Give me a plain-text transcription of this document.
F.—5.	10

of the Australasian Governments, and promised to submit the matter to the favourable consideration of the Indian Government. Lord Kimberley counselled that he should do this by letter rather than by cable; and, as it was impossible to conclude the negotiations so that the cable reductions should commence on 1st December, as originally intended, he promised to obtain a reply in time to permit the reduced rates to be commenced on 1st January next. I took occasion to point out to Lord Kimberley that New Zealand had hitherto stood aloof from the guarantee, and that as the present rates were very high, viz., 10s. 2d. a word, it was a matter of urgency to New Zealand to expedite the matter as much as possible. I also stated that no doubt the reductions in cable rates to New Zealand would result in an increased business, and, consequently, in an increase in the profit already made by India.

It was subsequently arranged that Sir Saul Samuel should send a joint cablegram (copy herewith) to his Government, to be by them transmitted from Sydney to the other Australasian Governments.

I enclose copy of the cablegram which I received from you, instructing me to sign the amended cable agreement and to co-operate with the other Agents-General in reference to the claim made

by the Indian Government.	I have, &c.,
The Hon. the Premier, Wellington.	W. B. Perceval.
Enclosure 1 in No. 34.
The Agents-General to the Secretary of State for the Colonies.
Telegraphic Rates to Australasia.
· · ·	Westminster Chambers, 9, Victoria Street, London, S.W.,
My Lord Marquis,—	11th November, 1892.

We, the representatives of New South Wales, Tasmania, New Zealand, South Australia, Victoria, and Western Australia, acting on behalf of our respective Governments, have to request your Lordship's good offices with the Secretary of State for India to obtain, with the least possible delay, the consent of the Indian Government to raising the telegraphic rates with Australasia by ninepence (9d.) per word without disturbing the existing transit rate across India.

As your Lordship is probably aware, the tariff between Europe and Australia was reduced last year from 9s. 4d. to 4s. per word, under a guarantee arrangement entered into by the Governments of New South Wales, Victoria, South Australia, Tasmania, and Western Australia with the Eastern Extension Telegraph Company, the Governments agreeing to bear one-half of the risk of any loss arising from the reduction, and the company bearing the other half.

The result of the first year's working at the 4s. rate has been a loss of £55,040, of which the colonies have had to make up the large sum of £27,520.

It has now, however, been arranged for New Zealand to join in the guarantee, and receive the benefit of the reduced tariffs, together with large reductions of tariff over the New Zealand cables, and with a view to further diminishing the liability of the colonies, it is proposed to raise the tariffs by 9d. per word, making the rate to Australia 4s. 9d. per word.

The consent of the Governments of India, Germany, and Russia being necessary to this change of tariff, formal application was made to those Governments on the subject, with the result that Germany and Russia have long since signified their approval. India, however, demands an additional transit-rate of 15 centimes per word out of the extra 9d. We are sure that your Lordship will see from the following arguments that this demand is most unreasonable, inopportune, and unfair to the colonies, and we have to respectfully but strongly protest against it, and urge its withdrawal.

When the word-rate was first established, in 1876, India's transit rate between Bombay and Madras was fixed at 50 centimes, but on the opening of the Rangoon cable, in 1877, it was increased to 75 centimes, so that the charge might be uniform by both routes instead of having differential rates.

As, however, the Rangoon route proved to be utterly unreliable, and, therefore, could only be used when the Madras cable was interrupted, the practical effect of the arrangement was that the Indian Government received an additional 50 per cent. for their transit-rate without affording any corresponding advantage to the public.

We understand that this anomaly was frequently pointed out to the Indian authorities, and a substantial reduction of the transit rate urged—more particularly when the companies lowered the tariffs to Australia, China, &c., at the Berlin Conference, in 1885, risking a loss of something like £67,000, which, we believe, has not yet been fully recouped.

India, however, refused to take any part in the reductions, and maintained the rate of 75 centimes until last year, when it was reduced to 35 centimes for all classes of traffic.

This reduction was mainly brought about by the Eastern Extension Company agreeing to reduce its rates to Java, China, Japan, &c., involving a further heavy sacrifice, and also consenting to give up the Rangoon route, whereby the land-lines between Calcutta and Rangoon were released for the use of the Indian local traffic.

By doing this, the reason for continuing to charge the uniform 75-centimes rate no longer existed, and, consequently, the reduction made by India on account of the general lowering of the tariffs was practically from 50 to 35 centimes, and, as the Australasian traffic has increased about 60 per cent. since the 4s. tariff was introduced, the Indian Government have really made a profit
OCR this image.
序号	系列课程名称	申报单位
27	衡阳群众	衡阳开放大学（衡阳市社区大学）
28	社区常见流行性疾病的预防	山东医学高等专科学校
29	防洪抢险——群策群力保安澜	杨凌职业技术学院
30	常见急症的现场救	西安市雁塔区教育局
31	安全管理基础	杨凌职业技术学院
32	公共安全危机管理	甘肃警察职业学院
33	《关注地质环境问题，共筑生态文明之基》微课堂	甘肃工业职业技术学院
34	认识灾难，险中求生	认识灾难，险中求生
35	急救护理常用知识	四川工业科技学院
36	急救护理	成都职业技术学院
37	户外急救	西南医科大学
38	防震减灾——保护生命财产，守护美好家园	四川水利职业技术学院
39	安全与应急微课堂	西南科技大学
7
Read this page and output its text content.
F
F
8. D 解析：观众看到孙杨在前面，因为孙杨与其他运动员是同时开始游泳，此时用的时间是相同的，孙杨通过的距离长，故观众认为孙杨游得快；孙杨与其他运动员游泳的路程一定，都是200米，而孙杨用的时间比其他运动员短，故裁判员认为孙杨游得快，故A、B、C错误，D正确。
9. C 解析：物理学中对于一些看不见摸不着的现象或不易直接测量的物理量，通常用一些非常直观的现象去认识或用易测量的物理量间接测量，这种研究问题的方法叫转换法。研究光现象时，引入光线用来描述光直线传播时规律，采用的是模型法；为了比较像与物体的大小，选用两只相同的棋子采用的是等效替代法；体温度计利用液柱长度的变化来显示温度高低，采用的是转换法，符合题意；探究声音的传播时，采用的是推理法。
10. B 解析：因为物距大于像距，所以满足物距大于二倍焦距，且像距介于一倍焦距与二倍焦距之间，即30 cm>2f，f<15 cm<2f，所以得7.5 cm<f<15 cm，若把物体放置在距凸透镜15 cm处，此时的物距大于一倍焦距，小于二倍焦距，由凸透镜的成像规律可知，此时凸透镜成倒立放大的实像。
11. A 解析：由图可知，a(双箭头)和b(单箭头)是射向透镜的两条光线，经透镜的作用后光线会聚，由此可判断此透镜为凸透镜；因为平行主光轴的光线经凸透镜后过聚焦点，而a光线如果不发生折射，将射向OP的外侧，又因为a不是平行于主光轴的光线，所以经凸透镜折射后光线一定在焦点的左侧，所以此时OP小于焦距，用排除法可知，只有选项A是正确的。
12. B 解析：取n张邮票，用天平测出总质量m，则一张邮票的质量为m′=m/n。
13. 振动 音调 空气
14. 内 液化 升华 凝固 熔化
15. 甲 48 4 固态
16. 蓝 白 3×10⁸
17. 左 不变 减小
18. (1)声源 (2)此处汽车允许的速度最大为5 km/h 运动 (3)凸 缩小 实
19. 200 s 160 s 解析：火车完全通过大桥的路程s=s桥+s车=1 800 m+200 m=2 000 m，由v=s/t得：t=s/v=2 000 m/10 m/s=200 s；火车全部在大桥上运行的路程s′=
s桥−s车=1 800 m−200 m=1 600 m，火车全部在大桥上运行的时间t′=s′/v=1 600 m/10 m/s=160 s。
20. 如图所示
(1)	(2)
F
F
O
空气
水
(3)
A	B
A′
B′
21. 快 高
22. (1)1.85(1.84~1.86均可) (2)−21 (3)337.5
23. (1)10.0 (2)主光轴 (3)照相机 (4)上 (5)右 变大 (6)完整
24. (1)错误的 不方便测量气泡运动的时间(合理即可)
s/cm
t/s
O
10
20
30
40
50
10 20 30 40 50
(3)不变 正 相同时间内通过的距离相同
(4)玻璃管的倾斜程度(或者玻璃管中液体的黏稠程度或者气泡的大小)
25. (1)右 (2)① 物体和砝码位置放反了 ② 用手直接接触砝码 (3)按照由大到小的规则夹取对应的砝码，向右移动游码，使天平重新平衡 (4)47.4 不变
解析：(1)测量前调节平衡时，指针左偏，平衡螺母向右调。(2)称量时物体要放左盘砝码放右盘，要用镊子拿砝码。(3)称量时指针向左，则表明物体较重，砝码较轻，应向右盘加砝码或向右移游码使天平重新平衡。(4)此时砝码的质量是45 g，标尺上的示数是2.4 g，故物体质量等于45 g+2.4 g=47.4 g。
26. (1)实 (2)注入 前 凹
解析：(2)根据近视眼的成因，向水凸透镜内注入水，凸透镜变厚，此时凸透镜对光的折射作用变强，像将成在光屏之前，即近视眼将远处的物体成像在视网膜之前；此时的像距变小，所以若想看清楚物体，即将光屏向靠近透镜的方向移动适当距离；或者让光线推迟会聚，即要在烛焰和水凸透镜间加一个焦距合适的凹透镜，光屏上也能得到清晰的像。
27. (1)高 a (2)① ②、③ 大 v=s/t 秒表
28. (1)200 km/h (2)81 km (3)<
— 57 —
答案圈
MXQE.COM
· · · ·
In the entries above, identify every line with the word "received". Copy those lines.

I enclose copy of the cablegram which I received from you, instructing me to sign the amended cable agreement and to co-operate with the other Agents-General in reference to the claim made
As, however, the Rangoon route proved to be utterly unreliable, and, therefore, could only be used when the Madras cable was interrupted, the practical effect of the arrangement was that the Indian Government received an additional 50 per cent. for their transit-rate without affording any corresponding advantage to the public.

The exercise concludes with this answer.